Longlist #4: Julian Sher’s The North Star

There are ten books on the 2024 J.W. Dafoe Book Prize longlist and today we’re going to highlight The North Star: Canada and the Civil War Plots Against Lincoln (Alfred A. Knopf Canada).

A riveting account of the years, months and days leading up to the assassination of President Abraham Lincoln, and the unexpected ways Canadians were involved in every aspect of the American Civil War.

The cover of Julian Sher's The North Star, which features a black and white image of a building and the title in big gold letters.Canadians take pride in being on the “good side” of the American Civil War, serving as a haven for 30,000 escaped slaves on the Underground Railroad. But dwelling in history’s shadow is the much darker role Canada played in supporting the slave South and in fomenting the many plots against Lincoln.

The book shines a spotlight on the stories of such intrepid figures as Anderson Abbott, Canada’s first Black doctor, who joined the Union Army; Emma Edmonds, the New Brunswick woman who disguised herself as a man to enlist as a Union nurse; and Edward P. Doherty, the Quebec man who led the hunt to track down Lincoln’s assassin, John Wilkes Booth.

At the same time, the Canadian political and business elite were aiding the slave states. Toronto aristocrat George Taylor Denison III bankrolled Confederate operations and opened his mansion to their agents. The Catholic Church helped one of Booth’s accused accomplices hide out for months in the Quebec countryside. A leading financier in Montreal let Confederates launder money through his bank.

Sher creates vivid portraits of places we thought we knew. Montreal was a sort of nineteenth-century Casablanca of the North: a hub for assassins, money-men, mercenaries and soldiers on the run. Toronto was a headquarters for Confederate plotters and gun-runners. The two largest hotels in the country became nests of Confederate spies.

Meticulously researched and richly illustrated, The North Star is a sweeping tale that makes long-ago events leap off the page with a relevance to the present day.

Julian Sher is an award-winning journalist and the author of seven books, including “Until You Are Dead”: The Wrongful Conviction of Steven Truscott and White Hoods: Canada’s Ku Klux Klan. He co-authored two books on biker gangs, The Road to Hell and Angels of Death, and wrote two books on crimes against children, One Child at a Time and Somebody’s Daughter.

As an investigative reporter, he worked for the Toronto Star and the Globe and Mail. He was a Senior Producer of CBC’s the fifth estate, Canada’s premier investigative TV program, for five years. He has directed and written major documentaries, covering wars and intrigue across the globe. His documentary Nuclear Jihad, produced for the New York Times and CBC, won the broadcast equivalent of the Pulitzer Prize.

His 2021 film, Ghosts of Afghanistan, won three top Canadian Screen Awards, including Best Documentary. He is also active in protecting media freedoms, as a Senior Fellow at Toronto Metropolitan University’s Centre for Free Expression and working with Journalists for Human Rights.

- [Data section]:
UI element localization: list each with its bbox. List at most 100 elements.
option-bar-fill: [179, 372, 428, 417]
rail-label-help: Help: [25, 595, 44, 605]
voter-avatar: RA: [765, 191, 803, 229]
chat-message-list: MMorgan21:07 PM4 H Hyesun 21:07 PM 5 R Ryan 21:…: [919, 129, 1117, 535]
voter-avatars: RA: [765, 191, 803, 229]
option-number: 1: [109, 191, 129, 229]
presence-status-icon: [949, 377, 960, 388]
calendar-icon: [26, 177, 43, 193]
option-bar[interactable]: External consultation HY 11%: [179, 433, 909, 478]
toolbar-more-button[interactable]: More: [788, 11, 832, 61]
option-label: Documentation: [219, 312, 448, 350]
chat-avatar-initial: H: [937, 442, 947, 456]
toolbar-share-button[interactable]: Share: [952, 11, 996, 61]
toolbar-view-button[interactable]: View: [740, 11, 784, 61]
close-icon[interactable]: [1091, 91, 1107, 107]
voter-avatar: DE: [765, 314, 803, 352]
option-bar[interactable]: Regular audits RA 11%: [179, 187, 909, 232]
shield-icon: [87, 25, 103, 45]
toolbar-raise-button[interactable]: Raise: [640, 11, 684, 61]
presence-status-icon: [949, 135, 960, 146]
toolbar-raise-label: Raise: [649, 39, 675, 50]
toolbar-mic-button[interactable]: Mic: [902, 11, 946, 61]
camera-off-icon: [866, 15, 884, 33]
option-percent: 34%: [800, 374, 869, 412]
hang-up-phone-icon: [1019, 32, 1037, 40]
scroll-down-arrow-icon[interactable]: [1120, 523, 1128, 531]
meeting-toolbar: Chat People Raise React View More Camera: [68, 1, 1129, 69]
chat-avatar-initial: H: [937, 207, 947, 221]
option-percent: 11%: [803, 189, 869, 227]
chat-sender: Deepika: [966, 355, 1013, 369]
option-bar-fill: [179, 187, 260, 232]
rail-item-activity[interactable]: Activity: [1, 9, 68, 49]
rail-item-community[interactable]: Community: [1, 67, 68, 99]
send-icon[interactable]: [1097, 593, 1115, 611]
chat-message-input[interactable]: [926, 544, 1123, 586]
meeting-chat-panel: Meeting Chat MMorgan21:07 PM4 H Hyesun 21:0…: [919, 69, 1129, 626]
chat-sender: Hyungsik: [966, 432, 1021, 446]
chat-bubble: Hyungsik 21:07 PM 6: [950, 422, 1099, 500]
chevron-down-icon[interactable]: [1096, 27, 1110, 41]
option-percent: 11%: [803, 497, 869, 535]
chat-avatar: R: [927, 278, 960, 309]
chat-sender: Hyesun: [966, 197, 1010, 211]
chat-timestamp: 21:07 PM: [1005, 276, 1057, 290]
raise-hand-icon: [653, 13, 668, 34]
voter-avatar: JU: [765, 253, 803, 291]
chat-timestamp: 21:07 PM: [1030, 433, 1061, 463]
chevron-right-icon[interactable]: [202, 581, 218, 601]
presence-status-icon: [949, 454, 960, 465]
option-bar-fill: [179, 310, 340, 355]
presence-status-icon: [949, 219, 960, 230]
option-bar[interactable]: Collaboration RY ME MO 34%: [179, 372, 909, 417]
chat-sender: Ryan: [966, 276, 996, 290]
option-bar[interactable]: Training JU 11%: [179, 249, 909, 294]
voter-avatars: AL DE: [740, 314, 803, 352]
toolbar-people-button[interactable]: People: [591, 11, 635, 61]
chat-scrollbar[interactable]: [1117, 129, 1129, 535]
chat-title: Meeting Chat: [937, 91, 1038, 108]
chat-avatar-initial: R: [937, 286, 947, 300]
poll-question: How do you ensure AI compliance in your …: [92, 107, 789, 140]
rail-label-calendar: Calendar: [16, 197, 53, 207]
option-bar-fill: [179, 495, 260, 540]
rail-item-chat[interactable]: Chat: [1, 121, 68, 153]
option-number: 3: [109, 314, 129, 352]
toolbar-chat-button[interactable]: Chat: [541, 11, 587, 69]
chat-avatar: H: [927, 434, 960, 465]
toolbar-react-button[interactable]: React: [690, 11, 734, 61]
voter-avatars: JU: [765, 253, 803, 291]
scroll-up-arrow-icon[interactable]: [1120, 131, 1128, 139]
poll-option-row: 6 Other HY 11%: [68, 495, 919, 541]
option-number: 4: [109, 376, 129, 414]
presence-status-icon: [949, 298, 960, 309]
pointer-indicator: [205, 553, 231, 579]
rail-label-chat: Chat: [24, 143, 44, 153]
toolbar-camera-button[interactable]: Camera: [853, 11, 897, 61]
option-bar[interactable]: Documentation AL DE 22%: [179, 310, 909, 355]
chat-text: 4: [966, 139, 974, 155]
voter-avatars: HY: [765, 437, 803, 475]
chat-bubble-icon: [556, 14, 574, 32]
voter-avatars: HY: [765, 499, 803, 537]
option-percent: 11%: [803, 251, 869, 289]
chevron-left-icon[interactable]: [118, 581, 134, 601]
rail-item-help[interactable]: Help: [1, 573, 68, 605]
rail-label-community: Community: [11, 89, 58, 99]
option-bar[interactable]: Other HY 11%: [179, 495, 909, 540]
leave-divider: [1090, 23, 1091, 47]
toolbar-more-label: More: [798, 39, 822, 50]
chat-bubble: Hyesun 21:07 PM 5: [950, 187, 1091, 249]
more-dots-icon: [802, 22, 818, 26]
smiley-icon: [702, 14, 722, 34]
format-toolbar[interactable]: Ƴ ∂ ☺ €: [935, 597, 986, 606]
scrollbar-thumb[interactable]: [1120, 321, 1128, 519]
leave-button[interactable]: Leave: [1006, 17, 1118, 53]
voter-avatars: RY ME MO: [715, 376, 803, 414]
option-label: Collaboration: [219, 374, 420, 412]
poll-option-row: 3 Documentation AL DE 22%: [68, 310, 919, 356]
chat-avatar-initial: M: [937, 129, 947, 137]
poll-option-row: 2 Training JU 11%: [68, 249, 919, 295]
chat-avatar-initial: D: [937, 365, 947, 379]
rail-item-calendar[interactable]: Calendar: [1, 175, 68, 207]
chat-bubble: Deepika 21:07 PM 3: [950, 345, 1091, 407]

- [Brief 1]:
According to the longlist post, who was Canada's first Black doctor?
- [Brief 2]:
Print the part of the longlist post starting at "Longlist #4: Julian" and ending at "A. Knopf Canada).".
The records are not needed for this work.

- [Task solution 1]:
Anderson Abbott was Canada's first Black doctor.

- [Task solution 2]:
Longlist #4: Julian Sher’s The North Star

There are ten books on the 2024 J.W. Dafoe Book Prize longlist and today we’re going to highlight The North Star: Canada and the Civil War Plots Against Lincoln (Alfred A. Knopf Canada).